▶ [Directive]
Below is a block of data; give all of it again word for word.

▶ [Dataset extract]

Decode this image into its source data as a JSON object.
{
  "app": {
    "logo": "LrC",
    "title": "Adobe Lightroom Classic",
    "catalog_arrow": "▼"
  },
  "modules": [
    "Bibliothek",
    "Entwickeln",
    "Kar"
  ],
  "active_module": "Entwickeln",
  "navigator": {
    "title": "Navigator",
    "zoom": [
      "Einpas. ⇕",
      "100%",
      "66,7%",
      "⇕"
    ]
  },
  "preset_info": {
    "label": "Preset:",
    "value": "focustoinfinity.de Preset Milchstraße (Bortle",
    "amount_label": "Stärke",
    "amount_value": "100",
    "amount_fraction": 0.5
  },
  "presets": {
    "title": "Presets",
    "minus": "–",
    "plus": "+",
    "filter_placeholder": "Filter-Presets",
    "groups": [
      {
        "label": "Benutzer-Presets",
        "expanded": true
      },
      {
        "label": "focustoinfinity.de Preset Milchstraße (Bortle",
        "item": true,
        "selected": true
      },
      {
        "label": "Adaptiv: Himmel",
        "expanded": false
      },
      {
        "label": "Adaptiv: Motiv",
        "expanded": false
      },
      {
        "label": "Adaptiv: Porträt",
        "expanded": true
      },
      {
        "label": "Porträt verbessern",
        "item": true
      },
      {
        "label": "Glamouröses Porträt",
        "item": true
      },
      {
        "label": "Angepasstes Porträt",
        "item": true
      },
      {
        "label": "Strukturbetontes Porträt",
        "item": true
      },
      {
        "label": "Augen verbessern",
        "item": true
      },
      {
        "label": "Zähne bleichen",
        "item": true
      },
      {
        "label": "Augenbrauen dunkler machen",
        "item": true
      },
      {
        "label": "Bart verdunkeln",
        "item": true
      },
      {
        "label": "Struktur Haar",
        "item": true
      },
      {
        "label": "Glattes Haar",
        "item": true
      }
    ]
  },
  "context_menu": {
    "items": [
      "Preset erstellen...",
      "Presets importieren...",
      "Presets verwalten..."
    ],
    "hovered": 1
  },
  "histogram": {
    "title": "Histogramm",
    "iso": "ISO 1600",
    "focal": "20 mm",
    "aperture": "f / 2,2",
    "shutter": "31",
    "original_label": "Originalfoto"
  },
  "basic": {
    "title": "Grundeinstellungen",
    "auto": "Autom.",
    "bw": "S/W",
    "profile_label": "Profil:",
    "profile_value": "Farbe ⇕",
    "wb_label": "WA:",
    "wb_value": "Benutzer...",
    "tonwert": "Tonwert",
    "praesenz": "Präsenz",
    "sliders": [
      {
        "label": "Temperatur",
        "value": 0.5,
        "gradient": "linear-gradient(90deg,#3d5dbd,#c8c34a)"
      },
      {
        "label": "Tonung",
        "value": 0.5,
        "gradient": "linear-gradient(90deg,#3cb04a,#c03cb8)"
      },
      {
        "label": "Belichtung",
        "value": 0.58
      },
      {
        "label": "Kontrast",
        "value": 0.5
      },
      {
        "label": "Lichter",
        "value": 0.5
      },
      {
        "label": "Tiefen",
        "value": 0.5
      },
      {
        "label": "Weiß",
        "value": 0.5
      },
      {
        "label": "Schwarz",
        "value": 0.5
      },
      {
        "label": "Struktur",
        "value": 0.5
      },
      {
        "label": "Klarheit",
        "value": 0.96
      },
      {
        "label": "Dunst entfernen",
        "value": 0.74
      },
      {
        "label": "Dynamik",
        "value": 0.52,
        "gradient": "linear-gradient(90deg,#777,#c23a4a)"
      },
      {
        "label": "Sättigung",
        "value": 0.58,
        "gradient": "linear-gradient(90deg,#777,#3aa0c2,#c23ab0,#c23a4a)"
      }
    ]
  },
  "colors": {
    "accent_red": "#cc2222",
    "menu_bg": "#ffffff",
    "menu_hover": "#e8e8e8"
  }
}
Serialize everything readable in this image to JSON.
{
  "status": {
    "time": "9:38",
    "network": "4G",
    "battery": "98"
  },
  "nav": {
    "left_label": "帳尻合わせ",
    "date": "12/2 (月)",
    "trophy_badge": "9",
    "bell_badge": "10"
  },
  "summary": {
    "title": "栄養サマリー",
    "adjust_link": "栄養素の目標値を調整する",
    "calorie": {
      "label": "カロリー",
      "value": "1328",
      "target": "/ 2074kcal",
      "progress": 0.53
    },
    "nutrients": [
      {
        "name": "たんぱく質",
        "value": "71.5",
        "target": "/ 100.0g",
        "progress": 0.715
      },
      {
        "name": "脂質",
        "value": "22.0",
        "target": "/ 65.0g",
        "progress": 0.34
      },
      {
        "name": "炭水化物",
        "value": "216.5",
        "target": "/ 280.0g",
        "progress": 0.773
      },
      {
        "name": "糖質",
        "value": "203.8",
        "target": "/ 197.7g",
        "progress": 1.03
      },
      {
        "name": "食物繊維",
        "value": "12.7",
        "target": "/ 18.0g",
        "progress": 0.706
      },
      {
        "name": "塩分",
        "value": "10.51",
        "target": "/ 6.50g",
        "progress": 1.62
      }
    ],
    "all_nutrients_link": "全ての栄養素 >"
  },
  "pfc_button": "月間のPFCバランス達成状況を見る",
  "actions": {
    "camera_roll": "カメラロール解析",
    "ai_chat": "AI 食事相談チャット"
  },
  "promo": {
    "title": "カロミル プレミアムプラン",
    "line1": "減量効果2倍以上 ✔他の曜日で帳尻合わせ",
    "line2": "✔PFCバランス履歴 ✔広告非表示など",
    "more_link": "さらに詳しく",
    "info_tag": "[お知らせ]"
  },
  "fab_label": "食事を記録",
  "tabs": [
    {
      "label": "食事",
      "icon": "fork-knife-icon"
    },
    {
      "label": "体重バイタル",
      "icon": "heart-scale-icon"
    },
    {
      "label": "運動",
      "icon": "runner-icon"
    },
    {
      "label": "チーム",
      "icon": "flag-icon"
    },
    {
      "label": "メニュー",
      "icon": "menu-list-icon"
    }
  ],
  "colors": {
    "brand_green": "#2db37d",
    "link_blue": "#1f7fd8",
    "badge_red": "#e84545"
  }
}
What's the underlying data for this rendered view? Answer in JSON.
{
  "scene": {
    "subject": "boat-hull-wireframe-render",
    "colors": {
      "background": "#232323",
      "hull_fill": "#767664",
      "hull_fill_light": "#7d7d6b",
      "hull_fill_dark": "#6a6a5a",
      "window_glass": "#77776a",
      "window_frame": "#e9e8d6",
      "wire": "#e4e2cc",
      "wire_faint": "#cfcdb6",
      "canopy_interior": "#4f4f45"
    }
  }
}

▶ [Response below]
Decode this image into its source data as a JSON object.
{
  "app": {
    "logo": "LrC",
    "title": "Adobe Lightroom Classic",
    "catalog_arrow": "▼"
  },
  "modules": [
    "Bibliothek",
    "Entwickeln",
    "Kar"
  ],
  "active_module": "Entwickeln",
  "navigator": {
    "title": "Navigator",
    "zoom": [
      "Einpas. ⇕",
      "100%",
      "66,7%",
      "⇕"
    ]
  },
  "preset_info": {
    "label": "Preset:",
    "value": "focustoinfinity.de Preset Milchstraße (Bortle",
    "amount_label": "Stärke",
    "amount_value": "100",
    "amount_fraction": 0.5
  },
  "presets": {
    "title": "Presets",
    "minus": "–",
    "plus": "+",
    "filter_placeholder": "Filter-Presets",
    "groups": [
      {
        "label": "Benutzer-Presets",
        "expanded": true
      },
      {
        "label": "focustoinfinity.de Preset Milchstraße (Bortle",
        "item": true,
        "selected": true
      },
      {
        "label": "Adaptiv: Himmel",
        "expanded": false
      },
      {
        "label": "Adaptiv: Motiv",
        "expanded": false
      },
      {
        "label": "Adaptiv: Porträt",
        "expanded": true
      },
      {
        "label": "Porträt verbessern",
        "item": true
      },
      {
        "label": "Glamouröses Porträt",
        "item": true
      },
      {
        "label": "Angepasstes Porträt",
        "item": true
      },
      {
        "label": "Strukturbetontes Porträt",
        "item": true
      },
      {
        "label": "Augen verbessern",
        "item": true
      },
      {
        "label": "Zähne bleichen",
        "item": true
      },
      {
        "label": "Augenbrauen dunkler machen",
        "item": true
      },
      {
        "label": "Bart verdunkeln",
        "item": true
      },
      {
        "label": "Struktur Haar",
        "item": true
      },
      {
        "label": "Glattes Haar",
        "item": true
      }
    ]
  },
  "context_menu": {
    "items": [
      "Preset erstellen...",
      "Presets importieren...",
      "Presets verwalten..."
    ],
    "hovered": 1
  },
  "histogram": {
    "title": "Histogramm",
    "iso": "ISO 1600",
    "focal": "20 mm",
    "aperture": "f / 2,2",
    "shutter": "31",
    "original_label": "Originalfoto"
  },
  "basic": {
    "title": "Grundeinstellungen",
    "auto": "Autom.",
    "bw": "S/W",
    "profile_label": "Profil:",
    "profile_value": "Farbe ⇕",
    "wb_label": "WA:",
    "wb_value": "Benutzer...",
    "tonwert": "Tonwert",
    "praesenz": "Präsenz",
    "sliders": [
      {
        "label": "Temperatur",
        "value": 0.5,
        "gradient": "linear-gradient(90deg,#3d5dbd,#c8c34a)"
      },
      {
        "label": "Tonung",
        "value": 0.5,
        "gradient": "linear-gradient(90deg,#3cb04a,#c03cb8)"
      },
      {
        "label": "Belichtung",
        "value": 0.58
      },
      {
        "label": "Kontrast",
        "value": 0.5
      },
      {
        "label": "Lichter",
        "value": 0.5
      },
      {
        "label": "Tiefen",
        "value": 0.5
      },
      {
        "label": "Weiß",
        "value": 0.5
      },
      {
        "label": "Schwarz",
        "value": 0.5
      },
      {
        "label": "Struktur",
        "value": 0.5
      },
      {
        "label": "Klarheit",
        "value": 0.96
      },
      {
        "label": "Dunst entfernen",
        "value": 0.74
      },
      {
        "label": "Dynamik",
        "value": 0.52,
        "gradient": "linear-gradient(90deg,#777,#c23a4a)"
      },
      {
        "label": "Sättigung",
        "value": 0.58,
        "gradient": "linear-gradient(90deg,#777,#3aa0c2,#c23ab0,#c23a4a)"
      }
    ]
  },
  "colors": {
    "accent_red": "#cc2222",
    "menu_bg": "#ffffff",
    "menu_hover": "#e8e8e8"
  }
}
Serialize everything readable in this image to JSON.
{
  "status": {
    "time": "9:38",
    "network": "4G",
    "battery": "98"
  },
  "nav": {
    "left_label": "帳尻合わせ",
    "date": "12/2 (月)",
    "trophy_badge": "9",
    "bell_badge": "10"
  },
  "summary": {
    "title": "栄養サマリー",
    "adjust_link": "栄養素の目標値を調整する",
    "calorie": {
      "label": "カロリー",
      "value": "1328",
      "target": "/ 2074kcal",
      "progress": 0.53
    },
    "nutrients": [
      {
        "name": "たんぱく質",
        "value": "71.5",
        "target": "/ 100.0g",
        "progress": 0.715
      },
      {
        "name": "脂質",
        "value": "22.0",
        "target": "/ 65.0g",
        "progress": 0.34
      },
      {
        "name": "炭水化物",
        "value": "216.5",
        "target": "/ 280.0g",
        "progress": 0.773
      },
      {
        "name": "糖質",
        "value": "203.8",
        "target": "/ 197.7g",
        "progress": 1.03
      },
      {
        "name": "食物繊維",
        "value": "12.7",
        "target": "/ 18.0g",
        "progress": 0.706
      },
      {
        "name": "塩分",
        "value": "10.51",
        "target": "/ 6.50g",
        "progress": 1.62
      }
    ],
    "all_nutrients_link": "全ての栄養素 >"
  },
  "pfc_button": "月間のPFCバランス達成状況を見る",
  "actions": {
    "camera_roll": "カメラロール解析",
    "ai_chat": "AI 食事相談チャット"
  },
  "promo": {
    "title": "カロミル プレミアムプラン",
    "line1": "減量効果2倍以上 ✔他の曜日で帳尻合わせ",
    "line2": "✔PFCバランス履歴 ✔広告非表示など",
    "more_link": "さらに詳しく",
    "info_tag": "[お知らせ]"
  },
  "fab_label": "食事を記録",
  "tabs": [
    {
      "label": "食事",
      "icon": "fork-knife-icon"
    },
    {
      "label": "体重バイタル",
      "icon": "heart-scale-icon"
    },
    {
      "label": "運動",
      "icon": "runner-icon"
    },
    {
      "label": "チーム",
      "icon": "flag-icon"
    },
    {
      "label": "メニュー",
      "icon": "menu-list-icon"
    }
  ],
  "colors": {
    "brand_green": "#2db37d",
    "link_blue": "#1f7fd8",
    "badge_red": "#e84545"
  }
}
What's the underlying data for this rendered view? Answer in JSON.
{
  "scene": {
    "subject": "boat-hull-wireframe-render",
    "colors": {
      "background": "#232323",
      "hull_fill": "#767664",
      "hull_fill_light": "#7d7d6b",
      "hull_fill_dark": "#6a6a5a",
      "window_glass": "#77776a",
      "window_frame": "#e9e8d6",
      "wire": "#e4e2cc",
      "wire_faint": "#cfcdb6",
      "canopy_interior": "#4f4f45"
    }
  }
}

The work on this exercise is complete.